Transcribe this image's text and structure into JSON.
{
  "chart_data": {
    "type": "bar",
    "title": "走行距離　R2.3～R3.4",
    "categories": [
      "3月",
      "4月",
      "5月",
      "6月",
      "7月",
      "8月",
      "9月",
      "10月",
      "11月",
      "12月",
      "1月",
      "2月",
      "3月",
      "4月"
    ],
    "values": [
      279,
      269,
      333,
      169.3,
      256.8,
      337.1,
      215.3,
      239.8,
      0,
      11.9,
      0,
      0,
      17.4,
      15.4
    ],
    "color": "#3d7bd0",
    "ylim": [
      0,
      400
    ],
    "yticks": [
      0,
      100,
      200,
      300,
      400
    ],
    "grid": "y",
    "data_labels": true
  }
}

**WHAT IS BEING ASKED**
Word for word, write out the data.

**TASK SOLUTION**
Transcribe this image's text and structure into JSON.
{
  "chart_data": {
    "type": "bar",
    "title": "走行距離　R2.3～R3.4",
    "categories": [
      "3月",
      "4月",
      "5月",
      "6月",
      "7月",
      "8月",
      "9月",
      "10月",
      "11月",
      "12月",
      "1月",
      "2月",
      "3月",
      "4月"
    ],
    "values": [
      279,
      269,
      333,
      169.3,
      256.8,
      337.1,
      215.3,
      239.8,
      0,
      11.9,
      0,
      0,
      17.4,
      15.4
    ],
    "color": "#3d7bd0",
    "ylim": [
      0,
      400
    ],
    "yticks": [
      0,
      100,
      200,
      300,
      400
    ],
    "grid": "y",
    "data_labels": true
  }
}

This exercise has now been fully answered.